**** RECORDS PROVIDED

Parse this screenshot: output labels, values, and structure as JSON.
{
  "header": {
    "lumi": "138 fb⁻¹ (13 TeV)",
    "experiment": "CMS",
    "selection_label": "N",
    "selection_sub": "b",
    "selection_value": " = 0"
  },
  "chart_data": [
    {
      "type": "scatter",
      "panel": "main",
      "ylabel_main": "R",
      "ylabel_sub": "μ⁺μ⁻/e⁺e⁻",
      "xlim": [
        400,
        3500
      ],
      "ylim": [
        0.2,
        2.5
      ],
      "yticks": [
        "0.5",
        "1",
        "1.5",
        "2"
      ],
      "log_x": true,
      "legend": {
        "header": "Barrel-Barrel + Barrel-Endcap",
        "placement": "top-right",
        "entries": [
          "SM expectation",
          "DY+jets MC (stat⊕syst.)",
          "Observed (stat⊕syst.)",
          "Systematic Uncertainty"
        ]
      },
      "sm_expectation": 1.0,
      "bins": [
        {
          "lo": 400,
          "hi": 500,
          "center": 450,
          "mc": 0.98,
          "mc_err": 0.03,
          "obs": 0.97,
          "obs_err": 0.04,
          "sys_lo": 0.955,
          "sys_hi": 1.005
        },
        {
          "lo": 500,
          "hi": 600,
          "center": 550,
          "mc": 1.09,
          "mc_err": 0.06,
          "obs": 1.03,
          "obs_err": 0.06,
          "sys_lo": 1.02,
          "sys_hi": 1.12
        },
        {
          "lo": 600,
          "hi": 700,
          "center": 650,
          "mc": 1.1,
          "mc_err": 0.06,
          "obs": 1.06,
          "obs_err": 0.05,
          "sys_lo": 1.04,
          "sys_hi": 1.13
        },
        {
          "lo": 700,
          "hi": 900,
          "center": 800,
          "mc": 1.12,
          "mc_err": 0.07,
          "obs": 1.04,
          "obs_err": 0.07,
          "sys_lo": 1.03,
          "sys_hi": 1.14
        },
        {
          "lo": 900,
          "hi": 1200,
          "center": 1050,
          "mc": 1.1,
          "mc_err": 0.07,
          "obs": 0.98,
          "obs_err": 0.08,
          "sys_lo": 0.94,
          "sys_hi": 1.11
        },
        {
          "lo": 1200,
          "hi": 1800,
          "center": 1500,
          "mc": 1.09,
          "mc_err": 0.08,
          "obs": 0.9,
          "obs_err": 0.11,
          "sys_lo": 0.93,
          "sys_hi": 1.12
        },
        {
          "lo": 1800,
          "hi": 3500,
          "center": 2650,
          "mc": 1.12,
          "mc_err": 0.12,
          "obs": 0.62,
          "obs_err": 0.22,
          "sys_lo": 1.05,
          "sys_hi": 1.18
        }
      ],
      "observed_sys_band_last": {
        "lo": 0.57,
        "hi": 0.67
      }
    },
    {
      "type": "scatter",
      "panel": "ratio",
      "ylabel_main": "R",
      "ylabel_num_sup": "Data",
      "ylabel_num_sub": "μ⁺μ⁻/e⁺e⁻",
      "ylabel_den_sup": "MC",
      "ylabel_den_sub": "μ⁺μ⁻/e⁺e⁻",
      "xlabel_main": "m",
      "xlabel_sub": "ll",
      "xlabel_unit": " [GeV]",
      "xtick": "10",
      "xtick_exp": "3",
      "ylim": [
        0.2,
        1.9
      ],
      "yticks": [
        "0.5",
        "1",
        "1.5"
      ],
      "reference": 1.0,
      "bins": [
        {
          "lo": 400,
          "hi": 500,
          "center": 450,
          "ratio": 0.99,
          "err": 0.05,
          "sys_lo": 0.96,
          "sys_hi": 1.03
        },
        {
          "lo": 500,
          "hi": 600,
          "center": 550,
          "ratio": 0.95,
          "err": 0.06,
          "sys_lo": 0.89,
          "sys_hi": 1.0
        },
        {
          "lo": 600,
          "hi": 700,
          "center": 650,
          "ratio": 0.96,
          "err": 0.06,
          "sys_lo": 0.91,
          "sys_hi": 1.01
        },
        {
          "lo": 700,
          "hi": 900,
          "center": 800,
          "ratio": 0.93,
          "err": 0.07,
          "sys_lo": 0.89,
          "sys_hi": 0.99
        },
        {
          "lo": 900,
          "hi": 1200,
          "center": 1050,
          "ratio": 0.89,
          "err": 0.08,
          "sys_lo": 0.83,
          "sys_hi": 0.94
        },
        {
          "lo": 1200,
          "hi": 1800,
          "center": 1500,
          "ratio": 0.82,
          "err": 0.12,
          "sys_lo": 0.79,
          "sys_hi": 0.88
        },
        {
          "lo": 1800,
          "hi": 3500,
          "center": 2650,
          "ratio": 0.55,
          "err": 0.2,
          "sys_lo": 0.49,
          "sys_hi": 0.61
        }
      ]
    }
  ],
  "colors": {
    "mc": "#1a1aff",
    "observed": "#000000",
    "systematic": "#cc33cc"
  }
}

********

• PROBLEM: Once more, set down the full listing, verbatim.

• FINAL RESULT:
Parse this screenshot: output labels, values, and structure as JSON.
{
  "header": {
    "lumi": "138 fb⁻¹ (13 TeV)",
    "experiment": "CMS",
    "selection_label": "N",
    "selection_sub": "b",
    "selection_value": " = 0"
  },
  "chart_data": [
    {
      "type": "scatter",
      "panel": "main",
      "ylabel_main": "R",
      "ylabel_sub": "μ⁺μ⁻/e⁺e⁻",
      "xlim": [
        400,
        3500
      ],
      "ylim": [
        0.2,
        2.5
      ],
      "yticks": [
        "0.5",
        "1",
        "1.5",
        "2"
      ],
      "log_x": true,
      "legend": {
        "header": "Barrel-Barrel + Barrel-Endcap",
        "placement": "top-right",
        "entries": [
          "SM expectation",
          "DY+jets MC (stat⊕syst.)",
          "Observed (stat⊕syst.)",
          "Systematic Uncertainty"
        ]
      },
      "sm_expectation": 1.0,
      "bins": [
        {
          "lo": 400,
          "hi": 500,
          "center": 450,
          "mc": 0.98,
          "mc_err": 0.03,
          "obs": 0.97,
          "obs_err": 0.04,
          "sys_lo": 0.955,
          "sys_hi": 1.005
        },
        {
          "lo": 500,
          "hi": 600,
          "center": 550,
          "mc": 1.09,
          "mc_err": 0.06,
          "obs": 1.03,
          "obs_err": 0.06,
          "sys_lo": 1.02,
          "sys_hi": 1.12
        },
        {
          "lo": 600,
          "hi": 700,
          "center": 650,
          "mc": 1.1,
          "mc_err": 0.06,
          "obs": 1.06,
          "obs_err": 0.05,
          "sys_lo": 1.04,
          "sys_hi": 1.13
        },
        {
          "lo": 700,
          "hi": 900,
          "center": 800,
          "mc": 1.12,
          "mc_err": 0.07,
          "obs": 1.04,
          "obs_err": 0.07,
          "sys_lo": 1.03,
          "sys_hi": 1.14
        },
        {
          "lo": 900,
          "hi": 1200,
          "center": 1050,
          "mc": 1.1,
          "mc_err": 0.07,
          "obs": 0.98,
          "obs_err": 0.08,
          "sys_lo": 0.94,
          "sys_hi": 1.11
        },
        {
          "lo": 1200,
          "hi": 1800,
          "center": 1500,
          "mc": 1.09,
          "mc_err": 0.08,
          "obs": 0.9,
          "obs_err": 0.11,
          "sys_lo": 0.93,
          "sys_hi": 1.12
        },
        {
          "lo": 1800,
          "hi": 3500,
          "center": 2650,
          "mc": 1.12,
          "mc_err": 0.12,
          "obs": 0.62,
          "obs_err": 0.22,
          "sys_lo": 1.05,
          "sys_hi": 1.18
        }
      ],
      "observed_sys_band_last": {
        "lo": 0.57,
        "hi": 0.67
      }
    },
    {
      "type": "scatter",
      "panel": "ratio",
      "ylabel_main": "R",
      "ylabel_num_sup": "Data",
      "ylabel_num_sub": "μ⁺μ⁻/e⁺e⁻",
      "ylabel_den_sup": "MC",
      "ylabel_den_sub": "μ⁺μ⁻/e⁺e⁻",
      "xlabel_main": "m",
      "xlabel_sub": "ll",
      "xlabel_unit": " [GeV]",
      "xtick": "10",
      "xtick_exp": "3",
      "ylim": [
        0.2,
        1.9
      ],
      "yticks": [
        "0.5",
        "1",
        "1.5"
      ],
      "reference": 1.0,
      "bins": [
        {
          "lo": 400,
          "hi": 500,
          "center": 450,
          "ratio": 0.99,
          "err": 0.05,
          "sys_lo": 0.96,
          "sys_hi": 1.03
        },
        {
          "lo": 500,
          "hi": 600,
          "center": 550,
          "ratio": 0.95,
          "err": 0.06,
          "sys_lo": 0.89,
          "sys_hi": 1.0
        },
        {
          "lo": 600,
          "hi": 700,
          "center": 650,
          "ratio": 0.96,
          "err": 0.06,
          "sys_lo": 0.91,
          "sys_hi": 1.01
        },
        {
          "lo": 700,
          "hi": 900,
          "center": 800,
          "ratio": 0.93,
          "err": 0.07,
          "sys_lo": 0.89,
          "sys_hi": 0.99
        },
        {
          "lo": 900,
          "hi": 1200,
          "center": 1050,
          "ratio": 0.89,
          "err": 0.08,
          "sys_lo": 0.83,
          "sys_hi": 0.94
        },
        {
          "lo": 1200,
          "hi": 1800,
          "center": 1500,
          "ratio": 0.82,
          "err": 0.12,
          "sys_lo": 0.79,
          "sys_hi": 0.88
        },
        {
          "lo": 1800,
          "hi": 3500,
          "center": 2650,
          "ratio": 0.55,
          "err": 0.2,
          "sys_lo": 0.49,
          "sys_hi": 0.61
        }
      ]
    }
  ],
  "colors": {
    "mc": "#1a1aff",
    "observed": "#000000",
    "systematic": "#cc33cc"
  }
}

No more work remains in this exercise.